## Data rows
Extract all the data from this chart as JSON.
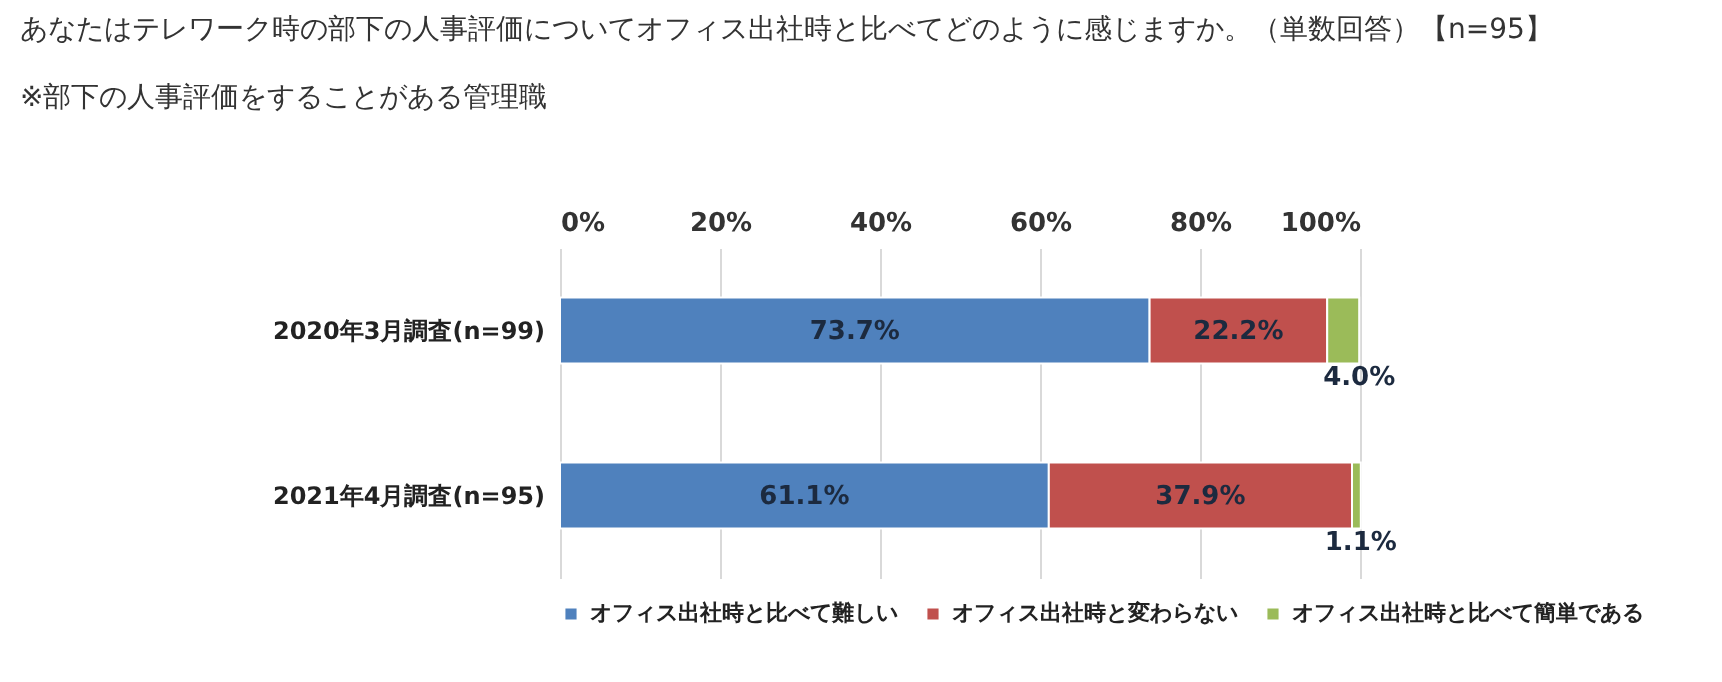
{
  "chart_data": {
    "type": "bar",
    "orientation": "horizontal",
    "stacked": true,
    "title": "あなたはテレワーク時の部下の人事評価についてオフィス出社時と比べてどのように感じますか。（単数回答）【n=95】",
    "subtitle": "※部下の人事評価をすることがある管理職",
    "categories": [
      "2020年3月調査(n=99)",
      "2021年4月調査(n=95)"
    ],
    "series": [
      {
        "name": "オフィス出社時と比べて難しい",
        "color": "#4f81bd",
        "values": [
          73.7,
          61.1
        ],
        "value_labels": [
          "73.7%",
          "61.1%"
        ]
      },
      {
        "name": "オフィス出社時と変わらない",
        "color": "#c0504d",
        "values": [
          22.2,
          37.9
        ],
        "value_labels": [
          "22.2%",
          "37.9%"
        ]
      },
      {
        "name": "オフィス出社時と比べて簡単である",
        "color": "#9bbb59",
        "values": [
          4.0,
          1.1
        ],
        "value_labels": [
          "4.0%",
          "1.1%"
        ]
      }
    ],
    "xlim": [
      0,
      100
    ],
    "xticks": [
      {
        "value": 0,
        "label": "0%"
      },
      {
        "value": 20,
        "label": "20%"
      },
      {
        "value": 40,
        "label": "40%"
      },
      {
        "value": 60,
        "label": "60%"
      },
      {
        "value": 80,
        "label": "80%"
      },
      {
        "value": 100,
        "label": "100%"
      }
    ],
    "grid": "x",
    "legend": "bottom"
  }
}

## Task to complete
Pictures are excluded; repeat every record exactly.

## Solution below
Extract all the data from this chart as JSON.
{
  "chart_data": {
    "type": "bar",
    "orientation": "horizontal",
    "stacked": true,
    "title": "あなたはテレワーク時の部下の人事評価についてオフィス出社時と比べてどのように感じますか。（単数回答）【n=95】",
    "subtitle": "※部下の人事評価をすることがある管理職",
    "categories": [
      "2020年3月調査(n=99)",
      "2021年4月調査(n=95)"
    ],
    "series": [
      {
        "name": "オフィス出社時と比べて難しい",
        "color": "#4f81bd",
        "values": [
          73.7,
          61.1
        ],
        "value_labels": [
          "73.7%",
          "61.1%"
        ]
      },
      {
        "name": "オフィス出社時と変わらない",
        "color": "#c0504d",
        "values": [
          22.2,
          37.9
        ],
        "value_labels": [
          "22.2%",
          "37.9%"
        ]
      },
      {
        "name": "オフィス出社時と比べて簡単である",
        "color": "#9bbb59",
        "values": [
          4.0,
          1.1
        ],
        "value_labels": [
          "4.0%",
          "1.1%"
        ]
      }
    ],
    "xlim": [
      0,
      100
    ],
    "xticks": [
      {
        "value": 0,
        "label": "0%"
      },
      {
        "value": 20,
        "label": "20%"
      },
      {
        "value": 40,
        "label": "40%"
      },
      {
        "value": 60,
        "label": "60%"
      },
      {
        "value": 80,
        "label": "80%"
      },
      {
        "value": 100,
        "label": "100%"
      }
    ],
    "grid": "x",
    "legend": "bottom"
  }
}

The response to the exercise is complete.